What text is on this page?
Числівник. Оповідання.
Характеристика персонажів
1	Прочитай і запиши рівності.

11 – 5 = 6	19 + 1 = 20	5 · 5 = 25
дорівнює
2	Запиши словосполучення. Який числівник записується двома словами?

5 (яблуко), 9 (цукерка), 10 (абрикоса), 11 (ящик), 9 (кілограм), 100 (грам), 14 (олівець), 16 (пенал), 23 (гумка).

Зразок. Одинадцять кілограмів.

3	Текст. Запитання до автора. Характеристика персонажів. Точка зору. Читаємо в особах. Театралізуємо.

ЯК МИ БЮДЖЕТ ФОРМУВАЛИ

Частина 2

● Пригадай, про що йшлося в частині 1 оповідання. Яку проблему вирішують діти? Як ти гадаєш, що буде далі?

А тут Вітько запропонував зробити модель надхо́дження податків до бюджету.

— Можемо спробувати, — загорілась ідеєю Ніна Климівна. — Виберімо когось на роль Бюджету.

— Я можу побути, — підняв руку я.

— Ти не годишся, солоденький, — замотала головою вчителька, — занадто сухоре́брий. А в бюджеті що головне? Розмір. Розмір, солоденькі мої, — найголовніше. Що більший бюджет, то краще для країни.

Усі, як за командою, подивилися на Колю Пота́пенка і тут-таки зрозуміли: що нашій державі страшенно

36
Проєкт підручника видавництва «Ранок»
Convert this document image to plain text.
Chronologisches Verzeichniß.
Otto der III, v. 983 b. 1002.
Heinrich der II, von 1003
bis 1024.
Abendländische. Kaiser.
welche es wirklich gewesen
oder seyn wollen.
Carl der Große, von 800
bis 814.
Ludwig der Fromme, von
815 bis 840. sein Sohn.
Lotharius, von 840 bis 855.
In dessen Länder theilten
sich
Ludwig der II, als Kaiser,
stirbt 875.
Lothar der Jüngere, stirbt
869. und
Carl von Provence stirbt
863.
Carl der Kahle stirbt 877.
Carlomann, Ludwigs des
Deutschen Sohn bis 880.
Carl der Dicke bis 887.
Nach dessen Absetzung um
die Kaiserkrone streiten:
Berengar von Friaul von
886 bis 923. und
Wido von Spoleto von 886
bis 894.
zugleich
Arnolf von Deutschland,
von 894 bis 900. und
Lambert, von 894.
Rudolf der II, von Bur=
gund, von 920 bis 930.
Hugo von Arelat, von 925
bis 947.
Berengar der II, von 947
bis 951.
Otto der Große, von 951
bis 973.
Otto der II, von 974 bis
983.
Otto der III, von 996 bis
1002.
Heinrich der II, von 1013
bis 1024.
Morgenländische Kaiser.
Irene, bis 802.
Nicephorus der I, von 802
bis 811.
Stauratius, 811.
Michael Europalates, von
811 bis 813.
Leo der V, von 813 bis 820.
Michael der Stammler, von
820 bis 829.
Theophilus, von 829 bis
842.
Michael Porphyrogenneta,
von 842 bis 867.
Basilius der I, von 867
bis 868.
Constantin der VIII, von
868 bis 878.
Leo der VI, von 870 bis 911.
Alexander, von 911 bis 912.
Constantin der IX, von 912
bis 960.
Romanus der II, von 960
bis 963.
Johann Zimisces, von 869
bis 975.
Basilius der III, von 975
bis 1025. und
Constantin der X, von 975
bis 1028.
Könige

-----

Problem statement |
Keep only those lines of the records that hold "Heinrich", and return them.

Solution to the problem |
Heinrich der II, von 1003
Heinrich der II, von 1013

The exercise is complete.